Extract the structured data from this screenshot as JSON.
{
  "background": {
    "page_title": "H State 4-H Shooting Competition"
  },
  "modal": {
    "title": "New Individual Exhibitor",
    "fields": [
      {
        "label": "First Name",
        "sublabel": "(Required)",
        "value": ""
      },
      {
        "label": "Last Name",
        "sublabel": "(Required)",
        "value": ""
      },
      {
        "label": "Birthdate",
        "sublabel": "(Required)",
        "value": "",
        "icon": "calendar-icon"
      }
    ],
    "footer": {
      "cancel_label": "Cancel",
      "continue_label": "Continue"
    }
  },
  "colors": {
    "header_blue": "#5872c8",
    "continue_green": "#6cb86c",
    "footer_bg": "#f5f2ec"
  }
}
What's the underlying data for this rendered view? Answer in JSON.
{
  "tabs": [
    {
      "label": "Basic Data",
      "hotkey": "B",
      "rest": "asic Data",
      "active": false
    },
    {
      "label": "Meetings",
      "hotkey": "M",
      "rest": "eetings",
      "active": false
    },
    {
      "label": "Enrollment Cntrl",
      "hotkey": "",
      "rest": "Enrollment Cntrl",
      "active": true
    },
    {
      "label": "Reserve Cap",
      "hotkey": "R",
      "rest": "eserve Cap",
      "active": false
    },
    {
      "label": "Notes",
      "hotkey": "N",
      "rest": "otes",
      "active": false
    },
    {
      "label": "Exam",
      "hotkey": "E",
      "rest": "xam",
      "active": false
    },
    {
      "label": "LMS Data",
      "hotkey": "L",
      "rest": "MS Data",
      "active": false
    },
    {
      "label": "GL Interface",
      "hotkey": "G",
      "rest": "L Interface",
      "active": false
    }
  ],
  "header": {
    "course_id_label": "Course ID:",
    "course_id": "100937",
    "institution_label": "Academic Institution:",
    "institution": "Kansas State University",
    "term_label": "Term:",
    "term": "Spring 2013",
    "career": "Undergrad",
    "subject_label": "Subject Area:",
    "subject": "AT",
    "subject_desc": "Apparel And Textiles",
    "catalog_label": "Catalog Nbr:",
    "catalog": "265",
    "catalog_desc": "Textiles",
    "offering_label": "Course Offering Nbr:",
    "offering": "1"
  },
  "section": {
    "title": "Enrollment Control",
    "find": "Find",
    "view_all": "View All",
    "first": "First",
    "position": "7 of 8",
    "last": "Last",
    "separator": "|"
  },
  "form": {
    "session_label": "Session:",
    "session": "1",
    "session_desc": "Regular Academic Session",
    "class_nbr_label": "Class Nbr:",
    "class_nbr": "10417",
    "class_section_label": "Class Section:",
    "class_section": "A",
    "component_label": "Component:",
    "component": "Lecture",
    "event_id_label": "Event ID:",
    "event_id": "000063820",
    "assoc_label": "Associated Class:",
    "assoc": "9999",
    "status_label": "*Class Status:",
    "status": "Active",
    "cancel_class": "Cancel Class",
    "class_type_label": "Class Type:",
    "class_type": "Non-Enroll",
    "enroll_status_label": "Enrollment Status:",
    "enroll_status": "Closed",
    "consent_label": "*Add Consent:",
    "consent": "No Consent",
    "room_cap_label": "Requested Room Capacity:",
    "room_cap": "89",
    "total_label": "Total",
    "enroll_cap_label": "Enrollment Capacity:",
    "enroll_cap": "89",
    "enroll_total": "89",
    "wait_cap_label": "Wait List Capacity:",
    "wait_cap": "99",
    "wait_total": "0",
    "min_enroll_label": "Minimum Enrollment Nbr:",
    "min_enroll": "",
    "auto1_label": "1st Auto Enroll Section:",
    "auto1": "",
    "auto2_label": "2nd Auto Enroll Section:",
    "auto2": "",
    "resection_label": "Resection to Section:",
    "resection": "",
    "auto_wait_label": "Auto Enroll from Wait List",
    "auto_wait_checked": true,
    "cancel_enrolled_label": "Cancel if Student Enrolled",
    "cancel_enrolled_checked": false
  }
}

§ **SHORT EXERCISE**
From the listing above, reproduce all the lines exactly.

§ **COMPLETE OUTPUT**
Extract the structured data from this screenshot as JSON.
{
  "background": {
    "page_title": "H State 4-H Shooting Competition"
  },
  "modal": {
    "title": "New Individual Exhibitor",
    "fields": [
      {
        "label": "First Name",
        "sublabel": "(Required)",
        "value": ""
      },
      {
        "label": "Last Name",
        "sublabel": "(Required)",
        "value": ""
      },
      {
        "label": "Birthdate",
        "sublabel": "(Required)",
        "value": "",
        "icon": "calendar-icon"
      }
    ],
    "footer": {
      "cancel_label": "Cancel",
      "continue_label": "Continue"
    }
  },
  "colors": {
    "header_blue": "#5872c8",
    "continue_green": "#6cb86c",
    "footer_bg": "#f5f2ec"
  }
}
What's the underlying data for this rendered view? Answer in JSON.
{
  "tabs": [
    {
      "label": "Basic Data",
      "hotkey": "B",
      "rest": "asic Data",
      "active": false
    },
    {
      "label": "Meetings",
      "hotkey": "M",
      "rest": "eetings",
      "active": false
    },
    {
      "label": "Enrollment Cntrl",
      "hotkey": "",
      "rest": "Enrollment Cntrl",
      "active": true
    },
    {
      "label": "Reserve Cap",
      "hotkey": "R",
      "rest": "eserve Cap",
      "active": false
    },
    {
      "label": "Notes",
      "hotkey": "N",
      "rest": "otes",
      "active": false
    },
    {
      "label": "Exam",
      "hotkey": "E",
      "rest": "xam",
      "active": false
    },
    {
      "label": "LMS Data",
      "hotkey": "L",
      "rest": "MS Data",
      "active": false
    },
    {
      "label": "GL Interface",
      "hotkey": "G",
      "rest": "L Interface",
      "active": false
    }
  ],
  "header": {
    "course_id_label": "Course ID:",
    "course_id": "100937",
    "institution_label": "Academic Institution:",
    "institution": "Kansas State University",
    "term_label": "Term:",
    "term": "Spring 2013",
    "career": "Undergrad",
    "subject_label": "Subject Area:",
    "subject": "AT",
    "subject_desc": "Apparel And Textiles",
    "catalog_label": "Catalog Nbr:",
    "catalog": "265",
    "catalog_desc": "Textiles",
    "offering_label": "Course Offering Nbr:",
    "offering": "1"
  },
  "section": {
    "title": "Enrollment Control",
    "find": "Find",
    "view_all": "View All",
    "first": "First",
    "position": "7 of 8",
    "last": "Last",
    "separator": "|"
  },
  "form": {
    "session_label": "Session:",
    "session": "1",
    "session_desc": "Regular Academic Session",
    "class_nbr_label": "Class Nbr:",
    "class_nbr": "10417",
    "class_section_label": "Class Section:",
    "class_section": "A",
    "component_label": "Component:",
    "component": "Lecture",
    "event_id_label": "Event ID:",
    "event_id": "000063820",
    "assoc_label": "Associated Class:",
    "assoc": "9999",
    "status_label": "*Class Status:",
    "status": "Active",
    "cancel_class": "Cancel Class",
    "class_type_label": "Class Type:",
    "class_type": "Non-Enroll",
    "enroll_status_label": "Enrollment Status:",
    "enroll_status": "Closed",
    "consent_label": "*Add Consent:",
    "consent": "No Consent",
    "room_cap_label": "Requested Room Capacity:",
    "room_cap": "89",
    "total_label": "Total",
    "enroll_cap_label": "Enrollment Capacity:",
    "enroll_cap": "89",
    "enroll_total": "89",
    "wait_cap_label": "Wait List Capacity:",
    "wait_cap": "99",
    "wait_total": "0",
    "min_enroll_label": "Minimum Enrollment Nbr:",
    "min_enroll": "",
    "auto1_label": "1st Auto Enroll Section:",
    "auto1": "",
    "auto2_label": "2nd Auto Enroll Section:",
    "auto2": "",
    "resection_label": "Resection to Section:",
    "resection": "",
    "auto_wait_label": "Auto Enroll from Wait List",
    "auto_wait_checked": true,
    "cancel_enrolled_label": "Cancel if Student Enrolled",
    "cancel_enrolled_checked": false
  }
}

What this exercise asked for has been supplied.